Hunt through the lines below for the string "beiden" and copy each one that has it.

---------- Source records ----------

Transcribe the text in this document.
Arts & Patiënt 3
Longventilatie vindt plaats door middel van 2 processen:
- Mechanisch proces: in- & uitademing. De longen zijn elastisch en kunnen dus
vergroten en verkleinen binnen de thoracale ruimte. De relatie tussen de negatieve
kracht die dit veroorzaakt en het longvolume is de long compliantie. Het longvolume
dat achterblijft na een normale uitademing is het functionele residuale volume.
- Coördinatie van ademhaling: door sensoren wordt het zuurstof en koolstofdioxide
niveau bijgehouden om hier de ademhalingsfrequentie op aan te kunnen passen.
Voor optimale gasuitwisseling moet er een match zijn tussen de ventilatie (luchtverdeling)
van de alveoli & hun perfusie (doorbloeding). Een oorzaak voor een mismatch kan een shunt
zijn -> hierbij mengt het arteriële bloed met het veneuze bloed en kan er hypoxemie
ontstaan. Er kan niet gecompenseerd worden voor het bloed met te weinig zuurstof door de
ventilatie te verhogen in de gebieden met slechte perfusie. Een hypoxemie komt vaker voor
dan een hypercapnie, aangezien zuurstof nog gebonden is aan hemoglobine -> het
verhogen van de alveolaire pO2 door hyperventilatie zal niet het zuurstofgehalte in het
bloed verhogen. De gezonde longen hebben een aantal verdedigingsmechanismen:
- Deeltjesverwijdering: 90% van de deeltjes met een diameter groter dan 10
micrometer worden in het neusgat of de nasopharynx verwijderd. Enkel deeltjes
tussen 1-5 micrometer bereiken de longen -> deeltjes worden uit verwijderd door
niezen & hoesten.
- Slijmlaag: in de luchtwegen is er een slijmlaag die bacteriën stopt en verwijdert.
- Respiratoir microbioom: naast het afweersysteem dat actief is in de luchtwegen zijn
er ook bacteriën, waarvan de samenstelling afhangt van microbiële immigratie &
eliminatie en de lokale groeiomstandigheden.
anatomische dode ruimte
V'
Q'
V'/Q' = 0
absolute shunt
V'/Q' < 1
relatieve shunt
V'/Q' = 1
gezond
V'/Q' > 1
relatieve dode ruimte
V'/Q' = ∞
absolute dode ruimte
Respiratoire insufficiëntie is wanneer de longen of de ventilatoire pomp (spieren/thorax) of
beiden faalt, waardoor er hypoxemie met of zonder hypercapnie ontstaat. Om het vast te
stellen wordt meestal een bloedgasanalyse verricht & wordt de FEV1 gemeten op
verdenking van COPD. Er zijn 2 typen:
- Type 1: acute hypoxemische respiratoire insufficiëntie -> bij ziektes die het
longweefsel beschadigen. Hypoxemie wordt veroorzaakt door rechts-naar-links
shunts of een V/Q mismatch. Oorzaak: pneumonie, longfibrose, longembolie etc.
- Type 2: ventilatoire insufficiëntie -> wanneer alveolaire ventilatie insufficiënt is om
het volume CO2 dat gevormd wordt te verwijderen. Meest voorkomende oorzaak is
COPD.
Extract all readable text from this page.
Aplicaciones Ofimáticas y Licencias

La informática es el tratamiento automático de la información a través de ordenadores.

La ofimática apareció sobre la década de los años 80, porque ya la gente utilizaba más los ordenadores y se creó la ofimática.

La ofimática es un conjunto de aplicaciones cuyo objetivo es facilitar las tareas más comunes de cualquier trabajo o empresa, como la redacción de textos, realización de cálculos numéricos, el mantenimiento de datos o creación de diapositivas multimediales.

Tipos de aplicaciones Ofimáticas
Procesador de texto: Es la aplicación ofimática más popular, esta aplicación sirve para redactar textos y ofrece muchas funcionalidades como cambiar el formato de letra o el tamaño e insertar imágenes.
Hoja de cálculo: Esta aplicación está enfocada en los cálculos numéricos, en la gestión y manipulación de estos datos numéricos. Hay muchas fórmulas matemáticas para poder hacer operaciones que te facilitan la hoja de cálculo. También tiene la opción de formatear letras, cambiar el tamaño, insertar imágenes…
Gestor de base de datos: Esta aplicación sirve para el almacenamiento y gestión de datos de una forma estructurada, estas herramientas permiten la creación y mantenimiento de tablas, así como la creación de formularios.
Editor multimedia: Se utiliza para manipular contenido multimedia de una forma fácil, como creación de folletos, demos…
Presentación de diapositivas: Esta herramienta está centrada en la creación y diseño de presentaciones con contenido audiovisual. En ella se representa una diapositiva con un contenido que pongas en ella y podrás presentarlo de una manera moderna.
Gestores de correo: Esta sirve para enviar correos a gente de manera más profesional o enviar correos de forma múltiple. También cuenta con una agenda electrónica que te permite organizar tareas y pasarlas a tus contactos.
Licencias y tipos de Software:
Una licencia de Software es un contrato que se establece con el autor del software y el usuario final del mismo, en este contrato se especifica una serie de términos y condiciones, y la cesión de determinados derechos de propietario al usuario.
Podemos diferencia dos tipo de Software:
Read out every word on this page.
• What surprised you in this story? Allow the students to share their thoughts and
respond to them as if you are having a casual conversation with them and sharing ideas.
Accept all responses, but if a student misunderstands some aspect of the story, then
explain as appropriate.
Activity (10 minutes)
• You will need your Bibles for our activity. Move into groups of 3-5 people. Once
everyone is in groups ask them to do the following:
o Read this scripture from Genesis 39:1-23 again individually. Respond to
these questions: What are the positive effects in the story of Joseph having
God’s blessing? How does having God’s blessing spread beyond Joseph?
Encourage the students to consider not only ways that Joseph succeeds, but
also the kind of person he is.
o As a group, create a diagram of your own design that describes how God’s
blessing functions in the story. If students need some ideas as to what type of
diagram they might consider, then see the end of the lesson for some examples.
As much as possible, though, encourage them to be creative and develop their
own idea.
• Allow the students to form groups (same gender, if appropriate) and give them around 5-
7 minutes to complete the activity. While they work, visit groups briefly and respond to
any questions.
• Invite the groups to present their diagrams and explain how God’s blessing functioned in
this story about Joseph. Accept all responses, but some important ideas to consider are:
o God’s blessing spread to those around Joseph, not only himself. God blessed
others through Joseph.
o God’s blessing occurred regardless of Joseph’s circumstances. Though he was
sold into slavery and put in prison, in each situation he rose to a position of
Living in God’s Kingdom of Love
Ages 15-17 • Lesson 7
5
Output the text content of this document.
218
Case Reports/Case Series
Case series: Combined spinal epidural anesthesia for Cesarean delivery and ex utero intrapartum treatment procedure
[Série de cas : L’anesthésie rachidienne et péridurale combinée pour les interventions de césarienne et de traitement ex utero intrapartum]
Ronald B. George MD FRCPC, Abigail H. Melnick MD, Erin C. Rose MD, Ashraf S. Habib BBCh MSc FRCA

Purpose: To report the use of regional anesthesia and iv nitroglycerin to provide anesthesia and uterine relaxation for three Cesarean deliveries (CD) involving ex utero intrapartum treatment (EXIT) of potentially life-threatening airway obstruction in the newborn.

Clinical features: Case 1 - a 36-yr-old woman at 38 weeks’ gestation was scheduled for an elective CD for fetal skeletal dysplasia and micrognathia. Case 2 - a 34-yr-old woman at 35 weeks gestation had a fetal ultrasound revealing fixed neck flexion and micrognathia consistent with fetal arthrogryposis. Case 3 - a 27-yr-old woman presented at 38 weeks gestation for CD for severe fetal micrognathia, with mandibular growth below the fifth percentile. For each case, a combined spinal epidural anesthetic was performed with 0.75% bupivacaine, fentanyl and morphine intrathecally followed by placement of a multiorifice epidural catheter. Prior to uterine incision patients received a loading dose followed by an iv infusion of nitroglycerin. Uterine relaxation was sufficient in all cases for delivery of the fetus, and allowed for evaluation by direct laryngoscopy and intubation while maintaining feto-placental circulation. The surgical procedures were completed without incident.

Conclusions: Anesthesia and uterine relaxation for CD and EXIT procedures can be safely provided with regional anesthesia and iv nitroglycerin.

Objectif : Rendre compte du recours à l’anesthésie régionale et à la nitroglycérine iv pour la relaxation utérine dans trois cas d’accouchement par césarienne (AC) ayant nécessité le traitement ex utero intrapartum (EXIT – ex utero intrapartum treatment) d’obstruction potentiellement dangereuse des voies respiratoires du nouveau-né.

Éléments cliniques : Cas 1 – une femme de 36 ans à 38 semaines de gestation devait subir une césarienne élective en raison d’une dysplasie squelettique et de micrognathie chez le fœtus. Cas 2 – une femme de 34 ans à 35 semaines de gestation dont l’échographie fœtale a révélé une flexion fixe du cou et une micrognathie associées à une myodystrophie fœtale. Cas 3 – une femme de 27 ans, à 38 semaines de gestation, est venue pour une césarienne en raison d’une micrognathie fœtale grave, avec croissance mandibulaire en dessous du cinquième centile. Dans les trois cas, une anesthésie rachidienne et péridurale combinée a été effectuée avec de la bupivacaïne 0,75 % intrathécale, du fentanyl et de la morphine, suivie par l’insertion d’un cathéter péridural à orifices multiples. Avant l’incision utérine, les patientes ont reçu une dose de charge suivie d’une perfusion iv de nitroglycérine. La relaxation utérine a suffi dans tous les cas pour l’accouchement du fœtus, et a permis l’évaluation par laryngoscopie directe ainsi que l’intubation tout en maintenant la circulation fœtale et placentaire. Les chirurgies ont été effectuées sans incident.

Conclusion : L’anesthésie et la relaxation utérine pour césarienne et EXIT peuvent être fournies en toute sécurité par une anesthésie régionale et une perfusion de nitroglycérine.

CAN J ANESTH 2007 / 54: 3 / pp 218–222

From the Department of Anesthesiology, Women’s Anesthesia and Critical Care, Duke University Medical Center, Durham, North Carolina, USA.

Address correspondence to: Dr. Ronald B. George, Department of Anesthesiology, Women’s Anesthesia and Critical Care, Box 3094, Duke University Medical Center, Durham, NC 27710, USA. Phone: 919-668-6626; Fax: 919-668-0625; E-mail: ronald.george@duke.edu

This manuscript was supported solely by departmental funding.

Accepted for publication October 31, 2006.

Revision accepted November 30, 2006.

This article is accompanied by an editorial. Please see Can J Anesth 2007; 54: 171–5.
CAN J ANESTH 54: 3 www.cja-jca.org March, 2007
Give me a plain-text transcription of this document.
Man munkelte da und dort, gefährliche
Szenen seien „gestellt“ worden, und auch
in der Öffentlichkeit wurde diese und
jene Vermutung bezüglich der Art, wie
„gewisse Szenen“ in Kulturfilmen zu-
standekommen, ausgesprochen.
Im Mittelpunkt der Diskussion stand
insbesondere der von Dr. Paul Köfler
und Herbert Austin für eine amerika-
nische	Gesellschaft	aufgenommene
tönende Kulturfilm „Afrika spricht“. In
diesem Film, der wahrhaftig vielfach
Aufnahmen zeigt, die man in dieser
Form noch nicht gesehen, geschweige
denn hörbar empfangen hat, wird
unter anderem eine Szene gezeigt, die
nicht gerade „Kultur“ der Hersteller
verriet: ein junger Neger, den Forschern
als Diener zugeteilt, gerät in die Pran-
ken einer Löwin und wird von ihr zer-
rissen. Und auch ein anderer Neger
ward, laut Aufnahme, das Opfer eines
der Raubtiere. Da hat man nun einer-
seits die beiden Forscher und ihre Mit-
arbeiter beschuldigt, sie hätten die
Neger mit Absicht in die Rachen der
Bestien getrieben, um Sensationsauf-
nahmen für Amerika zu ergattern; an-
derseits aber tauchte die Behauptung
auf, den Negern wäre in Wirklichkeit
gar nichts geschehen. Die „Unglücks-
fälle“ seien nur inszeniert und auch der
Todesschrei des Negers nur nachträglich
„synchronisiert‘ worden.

----------

## [Task response]
beiden faalt, waardoor er hypoxemie met of zonder hypercapnie ontstaat. Om het vast te
seits die beiden Forscher und ihre Mit-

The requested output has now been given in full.